Please return the full listing below without altering anything.

■ ■ ■ ■ ■ ■ ■

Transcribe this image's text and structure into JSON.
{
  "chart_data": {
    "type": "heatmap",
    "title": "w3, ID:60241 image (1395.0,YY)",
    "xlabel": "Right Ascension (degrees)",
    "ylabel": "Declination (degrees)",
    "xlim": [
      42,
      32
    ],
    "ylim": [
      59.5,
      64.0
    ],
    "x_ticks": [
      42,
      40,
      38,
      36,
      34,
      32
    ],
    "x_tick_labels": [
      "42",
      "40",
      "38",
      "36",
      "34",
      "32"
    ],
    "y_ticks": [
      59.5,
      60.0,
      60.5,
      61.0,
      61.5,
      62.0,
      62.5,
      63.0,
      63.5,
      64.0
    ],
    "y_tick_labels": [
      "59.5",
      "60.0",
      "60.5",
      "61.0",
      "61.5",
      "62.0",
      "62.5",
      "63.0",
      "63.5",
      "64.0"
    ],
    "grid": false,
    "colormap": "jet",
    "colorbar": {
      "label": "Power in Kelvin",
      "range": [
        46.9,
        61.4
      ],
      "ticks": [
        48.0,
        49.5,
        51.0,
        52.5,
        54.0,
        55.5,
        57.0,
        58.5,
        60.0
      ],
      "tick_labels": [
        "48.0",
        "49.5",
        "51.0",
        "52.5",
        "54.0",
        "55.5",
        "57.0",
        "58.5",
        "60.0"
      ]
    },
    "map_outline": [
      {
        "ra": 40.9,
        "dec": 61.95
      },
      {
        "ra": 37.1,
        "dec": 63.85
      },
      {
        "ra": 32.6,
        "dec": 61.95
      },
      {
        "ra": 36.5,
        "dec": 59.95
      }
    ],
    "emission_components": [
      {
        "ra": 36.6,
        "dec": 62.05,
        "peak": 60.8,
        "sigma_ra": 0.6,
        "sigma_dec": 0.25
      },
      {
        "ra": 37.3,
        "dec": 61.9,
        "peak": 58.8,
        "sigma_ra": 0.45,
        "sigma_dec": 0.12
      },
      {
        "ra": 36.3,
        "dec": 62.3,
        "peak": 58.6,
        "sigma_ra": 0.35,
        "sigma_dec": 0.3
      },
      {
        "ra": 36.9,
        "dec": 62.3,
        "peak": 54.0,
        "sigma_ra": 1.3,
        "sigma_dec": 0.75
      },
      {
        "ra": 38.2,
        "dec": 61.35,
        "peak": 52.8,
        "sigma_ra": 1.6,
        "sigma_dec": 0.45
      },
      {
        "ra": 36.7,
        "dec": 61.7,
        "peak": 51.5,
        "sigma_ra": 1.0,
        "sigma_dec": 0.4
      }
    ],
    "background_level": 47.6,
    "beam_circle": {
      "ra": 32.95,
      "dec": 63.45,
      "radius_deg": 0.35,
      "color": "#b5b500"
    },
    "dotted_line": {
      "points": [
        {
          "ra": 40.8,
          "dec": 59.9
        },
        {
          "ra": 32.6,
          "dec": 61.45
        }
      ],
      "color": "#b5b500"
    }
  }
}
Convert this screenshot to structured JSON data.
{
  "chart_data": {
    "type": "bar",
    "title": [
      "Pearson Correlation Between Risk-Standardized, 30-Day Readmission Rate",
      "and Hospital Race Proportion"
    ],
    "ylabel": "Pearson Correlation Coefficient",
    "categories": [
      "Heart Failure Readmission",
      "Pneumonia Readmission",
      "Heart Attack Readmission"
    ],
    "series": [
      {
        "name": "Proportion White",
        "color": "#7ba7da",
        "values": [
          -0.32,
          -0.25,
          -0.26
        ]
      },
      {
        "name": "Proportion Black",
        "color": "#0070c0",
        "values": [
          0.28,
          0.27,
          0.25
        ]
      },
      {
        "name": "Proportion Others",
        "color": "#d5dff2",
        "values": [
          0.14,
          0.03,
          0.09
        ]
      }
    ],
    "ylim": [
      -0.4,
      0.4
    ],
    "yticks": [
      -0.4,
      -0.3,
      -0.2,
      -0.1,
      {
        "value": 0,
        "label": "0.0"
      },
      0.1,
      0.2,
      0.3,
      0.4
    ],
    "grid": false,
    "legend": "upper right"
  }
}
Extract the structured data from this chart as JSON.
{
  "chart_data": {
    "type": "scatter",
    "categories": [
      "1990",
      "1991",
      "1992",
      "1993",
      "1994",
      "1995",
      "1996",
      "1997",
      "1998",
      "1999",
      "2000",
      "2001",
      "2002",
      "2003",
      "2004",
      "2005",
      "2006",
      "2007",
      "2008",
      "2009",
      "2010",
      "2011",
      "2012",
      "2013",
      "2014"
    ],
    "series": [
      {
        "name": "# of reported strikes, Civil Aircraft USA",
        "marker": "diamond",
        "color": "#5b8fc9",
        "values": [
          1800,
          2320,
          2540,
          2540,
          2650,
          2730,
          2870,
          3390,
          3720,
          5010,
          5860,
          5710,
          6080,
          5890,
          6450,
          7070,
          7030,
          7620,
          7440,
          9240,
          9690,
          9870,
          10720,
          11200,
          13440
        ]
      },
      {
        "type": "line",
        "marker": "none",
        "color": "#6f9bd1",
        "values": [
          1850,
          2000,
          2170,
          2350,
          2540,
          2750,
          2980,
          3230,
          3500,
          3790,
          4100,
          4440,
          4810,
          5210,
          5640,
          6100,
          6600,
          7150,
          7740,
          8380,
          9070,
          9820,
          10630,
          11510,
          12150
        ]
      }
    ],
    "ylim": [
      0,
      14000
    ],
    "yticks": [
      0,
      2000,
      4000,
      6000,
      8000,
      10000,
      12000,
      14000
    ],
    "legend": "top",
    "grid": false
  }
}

■ ■ ■ ■ ■ ■ ■

_Task answer_
Transcribe this image's text and structure into JSON.
{
  "chart_data": {
    "type": "heatmap",
    "title": "w3, ID:60241 image (1395.0,YY)",
    "xlabel": "Right Ascension (degrees)",
    "ylabel": "Declination (degrees)",
    "xlim": [
      42,
      32
    ],
    "ylim": [
      59.5,
      64.0
    ],
    "x_ticks": [
      42,
      40,
      38,
      36,
      34,
      32
    ],
    "x_tick_labels": [
      "42",
      "40",
      "38",
      "36",
      "34",
      "32"
    ],
    "y_ticks": [
      59.5,
      60.0,
      60.5,
      61.0,
      61.5,
      62.0,
      62.5,
      63.0,
      63.5,
      64.0
    ],
    "y_tick_labels": [
      "59.5",
      "60.0",
      "60.5",
      "61.0",
      "61.5",
      "62.0",
      "62.5",
      "63.0",
      "63.5",
      "64.0"
    ],
    "grid": false,
    "colormap": "jet",
    "colorbar": {
      "label": "Power in Kelvin",
      "range": [
        46.9,
        61.4
      ],
      "ticks": [
        48.0,
        49.5,
        51.0,
        52.5,
        54.0,
        55.5,
        57.0,
        58.5,
        60.0
      ],
      "tick_labels": [
        "48.0",
        "49.5",
        "51.0",
        "52.5",
        "54.0",
        "55.5",
        "57.0",
        "58.5",
        "60.0"
      ]
    },
    "map_outline": [
      {
        "ra": 40.9,
        "dec": 61.95
      },
      {
        "ra": 37.1,
        "dec": 63.85
      },
      {
        "ra": 32.6,
        "dec": 61.95
      },
      {
        "ra": 36.5,
        "dec": 59.95
      }
    ],
    "emission_components": [
      {
        "ra": 36.6,
        "dec": 62.05,
        "peak": 60.8,
        "sigma_ra": 0.6,
        "sigma_dec": 0.25
      },
      {
        "ra": 37.3,
        "dec": 61.9,
        "peak": 58.8,
        "sigma_ra": 0.45,
        "sigma_dec": 0.12
      },
      {
        "ra": 36.3,
        "dec": 62.3,
        "peak": 58.6,
        "sigma_ra": 0.35,
        "sigma_dec": 0.3
      },
      {
        "ra": 36.9,
        "dec": 62.3,
        "peak": 54.0,
        "sigma_ra": 1.3,
        "sigma_dec": 0.75
      },
      {
        "ra": 38.2,
        "dec": 61.35,
        "peak": 52.8,
        "sigma_ra": 1.6,
        "sigma_dec": 0.45
      },
      {
        "ra": 36.7,
        "dec": 61.7,
        "peak": 51.5,
        "sigma_ra": 1.0,
        "sigma_dec": 0.4
      }
    ],
    "background_level": 47.6,
    "beam_circle": {
      "ra": 32.95,
      "dec": 63.45,
      "radius_deg": 0.35,
      "color": "#b5b500"
    },
    "dotted_line": {
      "points": [
        {
          "ra": 40.8,
          "dec": 59.9
        },
        {
          "ra": 32.6,
          "dec": 61.45
        }
      ],
      "color": "#b5b500"
    }
  }
}
Convert this screenshot to structured JSON data.
{
  "chart_data": {
    "type": "bar",
    "title": [
      "Pearson Correlation Between Risk-Standardized, 30-Day Readmission Rate",
      "and Hospital Race Proportion"
    ],
    "ylabel": "Pearson Correlation Coefficient",
    "categories": [
      "Heart Failure Readmission",
      "Pneumonia Readmission",
      "Heart Attack Readmission"
    ],
    "series": [
      {
        "name": "Proportion White",
        "color": "#7ba7da",
        "values": [
          -0.32,
          -0.25,
          -0.26
        ]
      },
      {
        "name": "Proportion Black",
        "color": "#0070c0",
        "values": [
          0.28,
          0.27,
          0.25
        ]
      },
      {
        "name": "Proportion Others",
        "color": "#d5dff2",
        "values": [
          0.14,
          0.03,
          0.09
        ]
      }
    ],
    "ylim": [
      -0.4,
      0.4
    ],
    "yticks": [
      -0.4,
      -0.3,
      -0.2,
      -0.1,
      {
        "value": 0,
        "label": "0.0"
      },
      0.1,
      0.2,
      0.3,
      0.4
    ],
    "grid": false,
    "legend": "upper right"
  }
}
Extract the structured data from this chart as JSON.
{
  "chart_data": {
    "type": "scatter",
    "categories": [
      "1990",
      "1991",
      "1992",
      "1993",
      "1994",
      "1995",
      "1996",
      "1997",
      "1998",
      "1999",
      "2000",
      "2001",
      "2002",
      "2003",
      "2004",
      "2005",
      "2006",
      "2007",
      "2008",
      "2009",
      "2010",
      "2011",
      "2012",
      "2013",
      "2014"
    ],
    "series": [
      {
        "name": "# of reported strikes, Civil Aircraft USA",
        "marker": "diamond",
        "color": "#5b8fc9",
        "values": [
          1800,
          2320,
          2540,
          2540,
          2650,
          2730,
          2870,
          3390,
          3720,
          5010,
          5860,
          5710,
          6080,
          5890,
          6450,
          7070,
          7030,
          7620,
          7440,
          9240,
          9690,
          9870,
          10720,
          11200,
          13440
        ]
      },
      {
        "type": "line",
        "marker": "none",
        "color": "#6f9bd1",
        "values": [
          1850,
          2000,
          2170,
          2350,
          2540,
          2750,
          2980,
          3230,
          3500,
          3790,
          4100,
          4440,
          4810,
          5210,
          5640,
          6100,
          6600,
          7150,
          7740,
          8380,
          9070,
          9820,
          10630,
          11510,
          12150
        ]
      }
    ],
    "ylim": [
      0,
      14000
    ],
    "yticks": [
      0,
      2000,
      4000,
      6000,
      8000,
      10000,
      12000,
      14000
    ],
    "legend": "top",
    "grid": false
  }
}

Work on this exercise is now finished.